(Entries with figure data)
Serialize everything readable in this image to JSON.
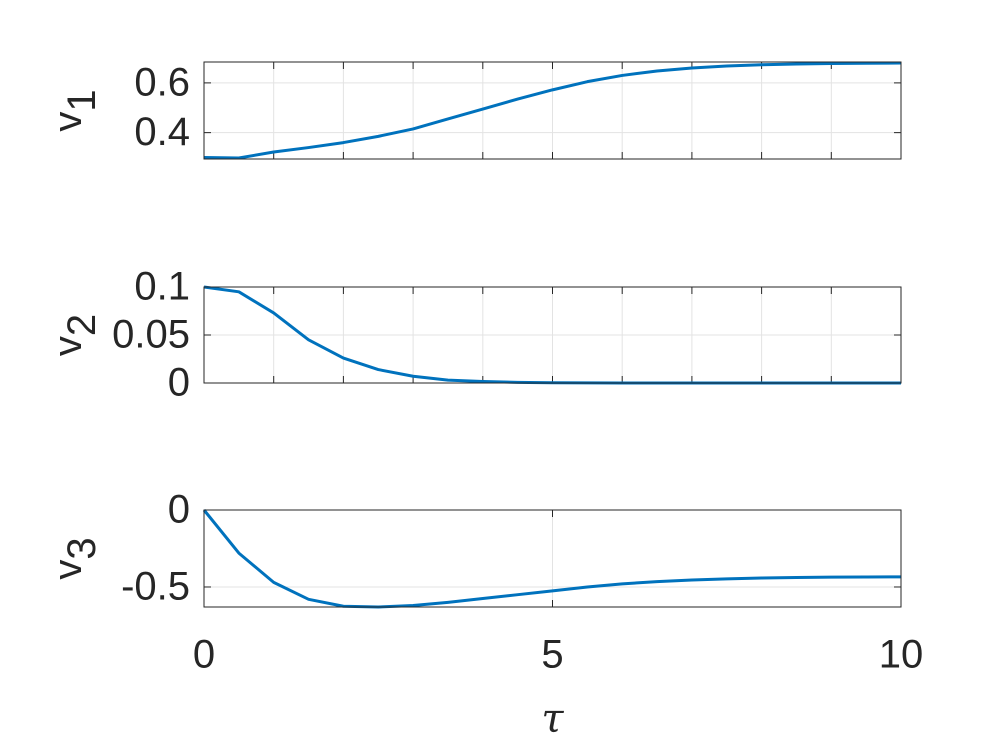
{
  "chart_data": [
    {
      "type": "line",
      "ylabel": "v",
      "ylabel_subscript": "1",
      "x": [
        0,
        0.5,
        1,
        1.5,
        2,
        2.5,
        3,
        3.5,
        4,
        4.5,
        5,
        5.5,
        6,
        6.5,
        7,
        7.5,
        8,
        8.5,
        9,
        9.5,
        10
      ],
      "series": [
        {
          "color": "#0072bd",
          "values": [
            0.3,
            0.298,
            0.322,
            0.34,
            0.36,
            0.385,
            0.415,
            0.455,
            0.495,
            0.535,
            0.572,
            0.605,
            0.63,
            0.648,
            0.66,
            0.668,
            0.673,
            0.676,
            0.678,
            0.679,
            0.68
          ]
        }
      ],
      "xlim": [
        0,
        10
      ],
      "xticks": [
        0,
        1,
        2,
        3,
        4,
        5,
        6,
        7,
        8,
        9,
        10
      ],
      "show_xtick_labels": false,
      "ylim": [
        0.294,
        0.684
      ],
      "yticks": [
        0.4,
        0.6
      ],
      "grid": true
    },
    {
      "type": "line",
      "ylabel": "v",
      "ylabel_subscript": "2",
      "x": [
        0,
        0.5,
        1,
        1.5,
        2,
        2.5,
        3,
        3.5,
        4,
        4.5,
        5,
        5.5,
        6,
        6.5,
        7,
        7.5,
        8,
        8.5,
        9,
        9.5,
        10
      ],
      "series": [
        {
          "color": "#0072bd",
          "values": [
            0.1,
            0.095,
            0.073,
            0.045,
            0.026,
            0.014,
            0.007,
            0.003,
            0.0015,
            0.0007,
            0.0003,
            0.0001,
            0,
            0,
            0,
            0,
            0,
            0,
            0,
            0,
            0
          ]
        }
      ],
      "xlim": [
        0,
        10
      ],
      "xticks": [
        0,
        1,
        2,
        3,
        4,
        5,
        6,
        7,
        8,
        9,
        10
      ],
      "show_xtick_labels": false,
      "ylim": [
        0,
        0.1
      ],
      "yticks": [
        0,
        0.05,
        0.1
      ],
      "grid": true
    },
    {
      "type": "line",
      "ylabel": "v",
      "ylabel_subscript": "3",
      "xlabel": "τ",
      "x": [
        0,
        0.5,
        1,
        1.5,
        2,
        2.5,
        3,
        3.5,
        4,
        4.5,
        5,
        5.5,
        6,
        6.5,
        7,
        7.5,
        8,
        8.5,
        9,
        9.5,
        10
      ],
      "series": [
        {
          "color": "#0072bd",
          "values": [
            0,
            -0.28,
            -0.47,
            -0.58,
            -0.625,
            -0.63,
            -0.62,
            -0.6,
            -0.575,
            -0.55,
            -0.525,
            -0.5,
            -0.48,
            -0.465,
            -0.455,
            -0.447,
            -0.442,
            -0.438,
            -0.436,
            -0.435,
            -0.434
          ]
        }
      ],
      "xlim": [
        0,
        10
      ],
      "xticks": [
        0,
        5,
        10
      ],
      "show_xtick_labels": true,
      "ylim": [
        -0.63,
        0
      ],
      "yticks": [
        -0.5,
        0
      ],
      "grid": true
    }
  ]
}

Task goal
Print each entry shown above with exact wording and no pictures.

Full response
Serialize everything readable in this image to JSON.
{
  "chart_data": [
    {
      "type": "line",
      "ylabel": "v",
      "ylabel_subscript": "1",
      "x": [
        0,
        0.5,
        1,
        1.5,
        2,
        2.5,
        3,
        3.5,
        4,
        4.5,
        5,
        5.5,
        6,
        6.5,
        7,
        7.5,
        8,
        8.5,
        9,
        9.5,
        10
      ],
      "series": [
        {
          "color": "#0072bd",
          "values": [
            0.3,
            0.298,
            0.322,
            0.34,
            0.36,
            0.385,
            0.415,
            0.455,
            0.495,
            0.535,
            0.572,
            0.605,
            0.63,
            0.648,
            0.66,
            0.668,
            0.673,
            0.676,
            0.678,
            0.679,
            0.68
          ]
        }
      ],
      "xlim": [
        0,
        10
      ],
      "xticks": [
        0,
        1,
        2,
        3,
        4,
        5,
        6,
        7,
        8,
        9,
        10
      ],
      "show_xtick_labels": false,
      "ylim": [
        0.294,
        0.684
      ],
      "yticks": [
        0.4,
        0.6
      ],
      "grid": true
    },
    {
      "type": "line",
      "ylabel": "v",
      "ylabel_subscript": "2",
      "x": [
        0,
        0.5,
        1,
        1.5,
        2,
        2.5,
        3,
        3.5,
        4,
        4.5,
        5,
        5.5,
        6,
        6.5,
        7,
        7.5,
        8,
        8.5,
        9,
        9.5,
        10
      ],
      "series": [
        {
          "color": "#0072bd",
          "values": [
            0.1,
            0.095,
            0.073,
            0.045,
            0.026,
            0.014,
            0.007,
            0.003,
            0.0015,
            0.0007,
            0.0003,
            0.0001,
            0,
            0,
            0,
            0,
            0,
            0,
            0,
            0,
            0
          ]
        }
      ],
      "xlim": [
        0,
        10
      ],
      "xticks": [
        0,
        1,
        2,
        3,
        4,
        5,
        6,
        7,
        8,
        9,
        10
      ],
      "show_xtick_labels": false,
      "ylim": [
        0,
        0.1
      ],
      "yticks": [
        0,
        0.05,
        0.1
      ],
      "grid": true
    },
    {
      "type": "line",
      "ylabel": "v",
      "ylabel_subscript": "3",
      "xlabel": "τ",
      "x": [
        0,
        0.5,
        1,
        1.5,
        2,
        2.5,
        3,
        3.5,
        4,
        4.5,
        5,
        5.5,
        6,
        6.5,
        7,
        7.5,
        8,
        8.5,
        9,
        9.5,
        10
      ],
      "series": [
        {
          "color": "#0072bd",
          "values": [
            0,
            -0.28,
            -0.47,
            -0.58,
            -0.625,
            -0.63,
            -0.62,
            -0.6,
            -0.575,
            -0.55,
            -0.525,
            -0.5,
            -0.48,
            -0.465,
            -0.455,
            -0.447,
            -0.442,
            -0.438,
            -0.436,
            -0.435,
            -0.434
          ]
        }
      ],
      "xlim": [
        0,
        10
      ],
      "xticks": [
        0,
        5,
        10
      ],
      "show_xtick_labels": true,
      "ylim": [
        -0.63,
        0
      ],
      "yticks": [
        -0.5,
        0
      ],
      "grid": true
    }
  ]
}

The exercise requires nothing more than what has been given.